**Directions for this task:** Find each line with the string "cards" and copy it.
◇ ◇ ◇ ◇ ◇
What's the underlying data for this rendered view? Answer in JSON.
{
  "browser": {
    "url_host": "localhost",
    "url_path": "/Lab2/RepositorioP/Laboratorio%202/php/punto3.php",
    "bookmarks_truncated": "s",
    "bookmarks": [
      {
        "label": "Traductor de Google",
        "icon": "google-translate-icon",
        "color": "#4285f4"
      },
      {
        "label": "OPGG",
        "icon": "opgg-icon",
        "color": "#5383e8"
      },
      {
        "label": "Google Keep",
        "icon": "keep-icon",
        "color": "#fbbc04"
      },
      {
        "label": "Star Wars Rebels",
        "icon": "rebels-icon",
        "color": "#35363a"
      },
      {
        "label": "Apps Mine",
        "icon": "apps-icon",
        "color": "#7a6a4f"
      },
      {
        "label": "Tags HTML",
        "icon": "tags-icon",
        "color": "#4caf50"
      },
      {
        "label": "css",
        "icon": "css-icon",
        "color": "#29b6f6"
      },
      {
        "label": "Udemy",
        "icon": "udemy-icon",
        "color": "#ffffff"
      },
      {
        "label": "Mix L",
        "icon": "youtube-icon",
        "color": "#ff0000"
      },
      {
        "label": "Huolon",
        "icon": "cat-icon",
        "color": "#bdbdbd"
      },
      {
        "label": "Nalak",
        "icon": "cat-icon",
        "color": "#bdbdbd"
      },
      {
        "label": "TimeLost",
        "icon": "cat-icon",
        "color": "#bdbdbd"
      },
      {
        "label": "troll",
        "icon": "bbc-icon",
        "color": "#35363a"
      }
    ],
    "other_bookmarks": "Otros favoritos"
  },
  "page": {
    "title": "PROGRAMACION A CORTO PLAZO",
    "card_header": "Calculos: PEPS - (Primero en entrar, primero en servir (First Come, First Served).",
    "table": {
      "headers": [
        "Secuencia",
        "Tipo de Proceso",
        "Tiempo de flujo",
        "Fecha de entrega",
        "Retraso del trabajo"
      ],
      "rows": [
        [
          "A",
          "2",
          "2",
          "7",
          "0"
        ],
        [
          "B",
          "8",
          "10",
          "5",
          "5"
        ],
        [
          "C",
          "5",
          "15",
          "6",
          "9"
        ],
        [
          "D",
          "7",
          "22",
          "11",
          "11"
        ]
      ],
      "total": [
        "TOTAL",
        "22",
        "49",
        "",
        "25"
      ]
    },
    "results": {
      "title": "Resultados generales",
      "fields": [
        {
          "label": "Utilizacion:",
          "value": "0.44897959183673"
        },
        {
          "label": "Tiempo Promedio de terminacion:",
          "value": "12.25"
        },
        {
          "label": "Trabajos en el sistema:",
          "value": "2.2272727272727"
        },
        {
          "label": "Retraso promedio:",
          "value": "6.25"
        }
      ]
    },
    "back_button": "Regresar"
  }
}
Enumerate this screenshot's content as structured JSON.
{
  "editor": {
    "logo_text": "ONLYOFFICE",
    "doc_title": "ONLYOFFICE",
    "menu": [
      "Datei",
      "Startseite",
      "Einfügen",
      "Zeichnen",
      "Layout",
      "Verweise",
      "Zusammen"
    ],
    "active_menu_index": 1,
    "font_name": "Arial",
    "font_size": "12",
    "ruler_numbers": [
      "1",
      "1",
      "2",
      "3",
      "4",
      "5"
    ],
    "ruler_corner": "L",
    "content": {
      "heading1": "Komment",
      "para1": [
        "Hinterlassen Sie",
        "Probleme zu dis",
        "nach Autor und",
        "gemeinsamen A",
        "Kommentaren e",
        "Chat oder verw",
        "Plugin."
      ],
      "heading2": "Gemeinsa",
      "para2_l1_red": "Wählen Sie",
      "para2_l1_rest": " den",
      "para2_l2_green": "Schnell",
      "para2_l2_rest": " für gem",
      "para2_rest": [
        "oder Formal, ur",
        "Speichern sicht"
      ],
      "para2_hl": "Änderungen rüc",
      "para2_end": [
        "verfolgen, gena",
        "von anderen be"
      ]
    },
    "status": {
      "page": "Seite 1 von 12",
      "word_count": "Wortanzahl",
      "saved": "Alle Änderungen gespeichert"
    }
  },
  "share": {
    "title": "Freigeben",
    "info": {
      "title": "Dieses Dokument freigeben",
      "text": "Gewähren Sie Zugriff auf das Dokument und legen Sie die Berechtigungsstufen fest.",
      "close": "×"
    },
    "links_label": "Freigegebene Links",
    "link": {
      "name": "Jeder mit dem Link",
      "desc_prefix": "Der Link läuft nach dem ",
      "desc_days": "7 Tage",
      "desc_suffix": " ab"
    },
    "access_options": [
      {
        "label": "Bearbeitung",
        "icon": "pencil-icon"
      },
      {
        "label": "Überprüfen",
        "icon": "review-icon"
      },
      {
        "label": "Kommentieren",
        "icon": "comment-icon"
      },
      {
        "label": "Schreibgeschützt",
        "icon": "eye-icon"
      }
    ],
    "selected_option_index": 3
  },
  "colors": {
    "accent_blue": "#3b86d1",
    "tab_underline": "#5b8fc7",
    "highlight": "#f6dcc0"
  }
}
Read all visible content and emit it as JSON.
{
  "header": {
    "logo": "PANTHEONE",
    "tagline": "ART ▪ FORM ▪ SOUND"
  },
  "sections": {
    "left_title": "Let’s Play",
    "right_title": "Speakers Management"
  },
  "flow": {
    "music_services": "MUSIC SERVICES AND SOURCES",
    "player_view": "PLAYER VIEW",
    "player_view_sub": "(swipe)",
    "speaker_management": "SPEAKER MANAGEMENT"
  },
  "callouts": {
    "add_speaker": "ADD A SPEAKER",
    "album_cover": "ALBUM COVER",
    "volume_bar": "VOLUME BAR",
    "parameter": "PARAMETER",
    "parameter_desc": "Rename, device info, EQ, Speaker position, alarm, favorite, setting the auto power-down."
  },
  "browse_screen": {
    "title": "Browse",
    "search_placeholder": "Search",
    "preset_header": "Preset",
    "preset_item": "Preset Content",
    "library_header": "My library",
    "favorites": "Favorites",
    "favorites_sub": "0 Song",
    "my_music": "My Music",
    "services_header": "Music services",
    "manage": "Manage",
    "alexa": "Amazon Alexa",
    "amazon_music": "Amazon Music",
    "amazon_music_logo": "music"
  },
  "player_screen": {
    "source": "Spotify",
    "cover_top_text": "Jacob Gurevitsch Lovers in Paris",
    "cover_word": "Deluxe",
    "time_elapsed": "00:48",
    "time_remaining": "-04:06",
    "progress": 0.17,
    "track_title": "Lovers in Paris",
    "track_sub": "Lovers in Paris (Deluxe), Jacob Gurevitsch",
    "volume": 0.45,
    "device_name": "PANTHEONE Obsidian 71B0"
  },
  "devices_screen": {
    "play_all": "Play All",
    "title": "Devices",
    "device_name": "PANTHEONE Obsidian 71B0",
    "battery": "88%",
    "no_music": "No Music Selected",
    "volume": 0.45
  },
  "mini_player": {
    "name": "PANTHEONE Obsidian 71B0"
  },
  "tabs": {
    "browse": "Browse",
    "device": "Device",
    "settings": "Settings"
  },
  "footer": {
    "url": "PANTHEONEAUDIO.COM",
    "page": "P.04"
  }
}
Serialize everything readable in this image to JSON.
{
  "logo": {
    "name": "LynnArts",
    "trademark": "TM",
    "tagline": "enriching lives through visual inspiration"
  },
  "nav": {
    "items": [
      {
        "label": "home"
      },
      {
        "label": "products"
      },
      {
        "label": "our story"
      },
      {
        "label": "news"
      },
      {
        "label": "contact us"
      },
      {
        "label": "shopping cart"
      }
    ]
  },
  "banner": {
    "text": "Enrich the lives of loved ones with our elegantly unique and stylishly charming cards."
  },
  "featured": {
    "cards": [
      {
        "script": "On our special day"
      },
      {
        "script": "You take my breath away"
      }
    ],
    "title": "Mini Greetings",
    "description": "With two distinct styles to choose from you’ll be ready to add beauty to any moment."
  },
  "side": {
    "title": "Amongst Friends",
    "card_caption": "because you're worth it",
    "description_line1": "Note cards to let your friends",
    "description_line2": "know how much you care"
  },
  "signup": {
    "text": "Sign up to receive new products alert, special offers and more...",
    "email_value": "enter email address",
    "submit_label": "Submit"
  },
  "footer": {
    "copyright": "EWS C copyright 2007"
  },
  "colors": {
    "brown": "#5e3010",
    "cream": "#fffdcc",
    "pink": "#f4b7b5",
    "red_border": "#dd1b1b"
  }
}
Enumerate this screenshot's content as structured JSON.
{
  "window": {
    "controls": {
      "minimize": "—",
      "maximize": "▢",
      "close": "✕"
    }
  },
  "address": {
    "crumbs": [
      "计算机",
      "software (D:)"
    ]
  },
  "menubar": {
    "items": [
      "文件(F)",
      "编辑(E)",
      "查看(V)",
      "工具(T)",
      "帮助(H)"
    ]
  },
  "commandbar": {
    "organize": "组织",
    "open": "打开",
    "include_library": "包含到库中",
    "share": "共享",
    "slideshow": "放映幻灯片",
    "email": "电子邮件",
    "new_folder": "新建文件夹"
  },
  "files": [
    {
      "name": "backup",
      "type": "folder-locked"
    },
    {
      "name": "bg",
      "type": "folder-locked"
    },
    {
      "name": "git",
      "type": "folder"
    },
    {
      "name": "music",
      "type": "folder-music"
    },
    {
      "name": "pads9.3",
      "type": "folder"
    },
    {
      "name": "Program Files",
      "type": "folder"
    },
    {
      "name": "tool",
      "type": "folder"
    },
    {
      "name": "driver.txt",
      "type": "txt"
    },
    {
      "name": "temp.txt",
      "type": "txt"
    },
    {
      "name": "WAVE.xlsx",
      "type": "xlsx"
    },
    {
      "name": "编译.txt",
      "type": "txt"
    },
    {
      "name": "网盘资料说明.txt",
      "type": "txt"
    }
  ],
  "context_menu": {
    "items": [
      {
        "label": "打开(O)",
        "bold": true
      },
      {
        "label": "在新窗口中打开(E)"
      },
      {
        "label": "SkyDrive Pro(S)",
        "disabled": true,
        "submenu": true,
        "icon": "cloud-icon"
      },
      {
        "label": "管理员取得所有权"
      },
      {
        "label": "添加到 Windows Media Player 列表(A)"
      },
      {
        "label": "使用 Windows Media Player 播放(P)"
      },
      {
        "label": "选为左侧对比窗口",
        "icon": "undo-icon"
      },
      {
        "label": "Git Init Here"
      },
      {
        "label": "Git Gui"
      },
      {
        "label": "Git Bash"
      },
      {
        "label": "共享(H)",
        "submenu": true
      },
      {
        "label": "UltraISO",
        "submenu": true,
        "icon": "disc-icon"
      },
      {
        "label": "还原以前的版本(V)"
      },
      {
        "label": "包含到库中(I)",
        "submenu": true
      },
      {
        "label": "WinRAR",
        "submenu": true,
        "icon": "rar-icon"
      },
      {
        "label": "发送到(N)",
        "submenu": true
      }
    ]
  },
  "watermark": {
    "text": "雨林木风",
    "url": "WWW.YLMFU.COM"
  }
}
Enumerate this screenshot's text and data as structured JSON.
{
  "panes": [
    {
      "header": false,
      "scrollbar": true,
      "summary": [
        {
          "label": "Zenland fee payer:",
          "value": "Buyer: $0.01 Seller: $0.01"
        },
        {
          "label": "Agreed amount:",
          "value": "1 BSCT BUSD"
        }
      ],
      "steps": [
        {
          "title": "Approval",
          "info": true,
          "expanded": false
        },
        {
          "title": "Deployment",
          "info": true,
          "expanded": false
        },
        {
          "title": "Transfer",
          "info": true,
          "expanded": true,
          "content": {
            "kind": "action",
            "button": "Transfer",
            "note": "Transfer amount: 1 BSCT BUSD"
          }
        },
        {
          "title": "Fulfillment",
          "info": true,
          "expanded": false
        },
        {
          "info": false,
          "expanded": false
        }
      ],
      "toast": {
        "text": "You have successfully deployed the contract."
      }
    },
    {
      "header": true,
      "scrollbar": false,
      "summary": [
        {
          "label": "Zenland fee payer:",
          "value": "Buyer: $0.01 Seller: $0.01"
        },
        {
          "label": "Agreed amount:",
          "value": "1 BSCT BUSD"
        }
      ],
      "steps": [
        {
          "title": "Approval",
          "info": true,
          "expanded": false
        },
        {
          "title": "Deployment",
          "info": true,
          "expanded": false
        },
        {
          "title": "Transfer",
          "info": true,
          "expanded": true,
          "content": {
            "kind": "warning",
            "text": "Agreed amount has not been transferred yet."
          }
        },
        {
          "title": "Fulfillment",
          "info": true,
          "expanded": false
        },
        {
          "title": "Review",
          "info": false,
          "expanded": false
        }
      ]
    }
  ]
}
◇ ◇ ◇ ◇ ◇
**Result:**
    "text": "Enrich the lives of loved ones with our elegantly unique and stylishly charming cards."
    "cards": [
    "description_line1": "Note cards to let your friends",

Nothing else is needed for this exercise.